> _Material for the task_

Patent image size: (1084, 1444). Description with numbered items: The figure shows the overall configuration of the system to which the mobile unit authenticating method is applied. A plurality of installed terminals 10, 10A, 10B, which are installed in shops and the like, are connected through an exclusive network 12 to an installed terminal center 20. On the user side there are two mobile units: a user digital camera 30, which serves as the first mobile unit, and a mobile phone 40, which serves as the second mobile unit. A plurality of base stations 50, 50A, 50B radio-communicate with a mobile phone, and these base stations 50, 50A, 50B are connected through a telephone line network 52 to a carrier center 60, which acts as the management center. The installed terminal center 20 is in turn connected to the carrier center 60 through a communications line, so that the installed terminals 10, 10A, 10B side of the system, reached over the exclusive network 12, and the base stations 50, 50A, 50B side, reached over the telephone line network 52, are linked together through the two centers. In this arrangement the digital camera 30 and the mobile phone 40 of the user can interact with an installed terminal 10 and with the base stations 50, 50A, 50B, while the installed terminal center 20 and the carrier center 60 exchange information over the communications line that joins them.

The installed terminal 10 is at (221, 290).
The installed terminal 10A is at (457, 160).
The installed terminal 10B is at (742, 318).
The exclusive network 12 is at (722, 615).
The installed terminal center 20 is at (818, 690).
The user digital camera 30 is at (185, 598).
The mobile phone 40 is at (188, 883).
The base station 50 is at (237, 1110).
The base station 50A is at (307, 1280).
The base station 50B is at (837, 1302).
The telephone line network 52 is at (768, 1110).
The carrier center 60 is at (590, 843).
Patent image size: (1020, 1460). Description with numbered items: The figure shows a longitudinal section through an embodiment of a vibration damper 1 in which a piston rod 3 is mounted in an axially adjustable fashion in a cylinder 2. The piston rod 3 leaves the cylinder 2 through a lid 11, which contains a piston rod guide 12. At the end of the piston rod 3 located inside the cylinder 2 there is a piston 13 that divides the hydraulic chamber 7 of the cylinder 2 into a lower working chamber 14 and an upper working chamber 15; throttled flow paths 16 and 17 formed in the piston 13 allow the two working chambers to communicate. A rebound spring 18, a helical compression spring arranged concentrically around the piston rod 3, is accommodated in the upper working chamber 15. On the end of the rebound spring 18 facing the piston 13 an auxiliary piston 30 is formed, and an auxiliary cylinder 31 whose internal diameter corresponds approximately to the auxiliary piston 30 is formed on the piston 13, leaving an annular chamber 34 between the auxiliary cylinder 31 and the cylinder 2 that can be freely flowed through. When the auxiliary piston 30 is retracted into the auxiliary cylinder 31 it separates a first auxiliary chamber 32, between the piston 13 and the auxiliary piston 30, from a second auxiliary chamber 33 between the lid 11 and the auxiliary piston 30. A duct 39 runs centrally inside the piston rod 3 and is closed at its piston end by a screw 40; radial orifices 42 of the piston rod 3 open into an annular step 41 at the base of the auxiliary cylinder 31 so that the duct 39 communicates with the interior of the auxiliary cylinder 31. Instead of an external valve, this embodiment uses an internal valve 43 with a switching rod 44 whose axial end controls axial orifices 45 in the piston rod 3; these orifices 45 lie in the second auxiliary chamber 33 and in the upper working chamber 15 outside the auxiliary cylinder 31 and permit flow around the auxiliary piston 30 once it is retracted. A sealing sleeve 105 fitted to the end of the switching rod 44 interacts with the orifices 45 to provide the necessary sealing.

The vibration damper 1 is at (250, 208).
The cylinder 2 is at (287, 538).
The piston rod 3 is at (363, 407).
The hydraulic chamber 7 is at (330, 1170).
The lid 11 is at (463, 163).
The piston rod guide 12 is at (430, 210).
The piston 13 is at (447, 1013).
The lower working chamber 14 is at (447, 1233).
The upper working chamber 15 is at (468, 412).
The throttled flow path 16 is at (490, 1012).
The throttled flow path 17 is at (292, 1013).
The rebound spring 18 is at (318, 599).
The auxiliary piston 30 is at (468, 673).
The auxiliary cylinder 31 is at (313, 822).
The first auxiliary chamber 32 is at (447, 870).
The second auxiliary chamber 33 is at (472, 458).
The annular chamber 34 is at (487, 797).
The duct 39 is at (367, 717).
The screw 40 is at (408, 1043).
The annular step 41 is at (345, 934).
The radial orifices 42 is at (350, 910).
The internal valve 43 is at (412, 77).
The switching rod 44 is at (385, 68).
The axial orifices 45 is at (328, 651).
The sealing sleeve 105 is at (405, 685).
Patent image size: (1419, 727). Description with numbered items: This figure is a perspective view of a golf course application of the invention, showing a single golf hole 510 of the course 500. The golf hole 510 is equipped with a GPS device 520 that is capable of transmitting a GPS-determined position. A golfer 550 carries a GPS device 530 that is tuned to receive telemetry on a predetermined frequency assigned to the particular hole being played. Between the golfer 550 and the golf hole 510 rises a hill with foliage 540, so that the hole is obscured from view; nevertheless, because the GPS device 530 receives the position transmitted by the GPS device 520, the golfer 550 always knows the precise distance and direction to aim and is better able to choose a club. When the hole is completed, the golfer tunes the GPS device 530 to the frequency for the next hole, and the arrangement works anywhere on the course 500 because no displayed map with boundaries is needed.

> _Problem to solve_
Copy every one of the lines above without changing a single character.

> _Answer_
Patent image size: (1084, 1444). Description with numbered items: The figure shows the overall configuration of the system to which the mobile unit authenticating method is applied. A plurality of installed terminals 10, 10A, 10B, which are installed in shops and the like, are connected through an exclusive network 12 to an installed terminal center 20. On the user side there are two mobile units: a user digital camera 30, which serves as the first mobile unit, and a mobile phone 40, which serves as the second mobile unit. A plurality of base stations 50, 50A, 50B radio-communicate with a mobile phone, and these base stations 50, 50A, 50B are connected through a telephone line network 52 to a carrier center 60, which acts as the management center. The installed terminal center 20 is in turn connected to the carrier center 60 through a communications line, so that the installed terminals 10, 10A, 10B side of the system, reached over the exclusive network 12, and the base stations 50, 50A, 50B side, reached over the telephone line network 52, are linked together through the two centers. In this arrangement the digital camera 30 and the mobile phone 40 of the user can interact with an installed terminal 10 and with the base stations 50, 50A, 50B, while the installed terminal center 20 and the carrier center 60 exchange information over the communications line that joins them.

The installed terminal 10 is at (221, 290).
The installed terminal 10A is at (457, 160).
The installed terminal 10B is at (742, 318).
The exclusive network 12 is at (722, 615).
The installed terminal center 20 is at (818, 690).
The user digital camera 30 is at (185, 598).
The mobile phone 40 is at (188, 883).
The base station 50 is at (237, 1110).
The base station 50A is at (307, 1280).
The base station 50B is at (837, 1302).
The telephone line network 52 is at (768, 1110).
The carrier center 60 is at (590, 843).
Patent image size: (1020, 1460). Description with numbered items: The figure shows a longitudinal section through an embodiment of a vibration damper 1 in which a piston rod 3 is mounted in an axially adjustable fashion in a cylinder 2. The piston rod 3 leaves the cylinder 2 through a lid 11, which contains a piston rod guide 12. At the end of the piston rod 3 located inside the cylinder 2 there is a piston 13 that divides the hydraulic chamber 7 of the cylinder 2 into a lower working chamber 14 and an upper working chamber 15; throttled flow paths 16 and 17 formed in the piston 13 allow the two working chambers to communicate. A rebound spring 18, a helical compression spring arranged concentrically around the piston rod 3, is accommodated in the upper working chamber 15. On the end of the rebound spring 18 facing the piston 13 an auxiliary piston 30 is formed, and an auxiliary cylinder 31 whose internal diameter corresponds approximately to the auxiliary piston 30 is formed on the piston 13, leaving an annular chamber 34 between the auxiliary cylinder 31 and the cylinder 2 that can be freely flowed through. When the auxiliary piston 30 is retracted into the auxiliary cylinder 31 it separates a first auxiliary chamber 32, between the piston 13 and the auxiliary piston 30, from a second auxiliary chamber 33 between the lid 11 and the auxiliary piston 30. A duct 39 runs centrally inside the piston rod 3 and is closed at its piston end by a screw 40; radial orifices 42 of the piston rod 3 open into an annular step 41 at the base of the auxiliary cylinder 31 so that the duct 39 communicates with the interior of the auxiliary cylinder 31. Instead of an external valve, this embodiment uses an internal valve 43 with a switching rod 44 whose axial end controls axial orifices 45 in the piston rod 3; these orifices 45 lie in the second auxiliary chamber 33 and in the upper working chamber 15 outside the auxiliary cylinder 31 and permit flow around the auxiliary piston 30 once it is retracted. A sealing sleeve 105 fitted to the end of the switching rod 44 interacts with the orifices 45 to provide the necessary sealing.

The vibration damper 1 is at (250, 208).
The cylinder 2 is at (287, 538).
The piston rod 3 is at (363, 407).
The hydraulic chamber 7 is at (330, 1170).
The lid 11 is at (463, 163).
The piston rod guide 12 is at (430, 210).
The piston 13 is at (447, 1013).
The lower working chamber 14 is at (447, 1233).
The upper working chamber 15 is at (468, 412).
The throttled flow path 16 is at (490, 1012).
The throttled flow path 17 is at (292, 1013).
The rebound spring 18 is at (318, 599).
The auxiliary piston 30 is at (468, 673).
The auxiliary cylinder 31 is at (313, 822).
The first auxiliary chamber 32 is at (447, 870).
The second auxiliary chamber 33 is at (472, 458).
The annular chamber 34 is at (487, 797).
The duct 39 is at (367, 717).
The screw 40 is at (408, 1043).
The annular step 41 is at (345, 934).
The radial orifices 42 is at (350, 910).
The internal valve 43 is at (412, 77).
The switching rod 44 is at (385, 68).
The axial orifices 45 is at (328, 651).
The sealing sleeve 105 is at (405, 685).
Patent image size: (1419, 727). Description with numbered items: This figure is a perspective view of a golf course application of the invention, showing a single golf hole 510 of the course 500. The golf hole 510 is equipped with a GPS device 520 that is capable of transmitting a GPS-determined position. A golfer 550 carries a GPS device 530 that is tuned to receive telemetry on a predetermined frequency assigned to the particular hole being played. Between the golfer 550 and the golf hole 510 rises a hill with foliage 540, so that the hole is obscured from view; nevertheless, because the GPS device 530 receives the position transmitted by the GPS device 520, the golfer 550 always knows the precise distance and direction to aim and is better able to choose a club. When the hole is completed, the golfer tunes the GPS device 530 to the frequency for the next hole, and the arrangement works anywhere on the course 500 because no displayed map with boundaries is needed.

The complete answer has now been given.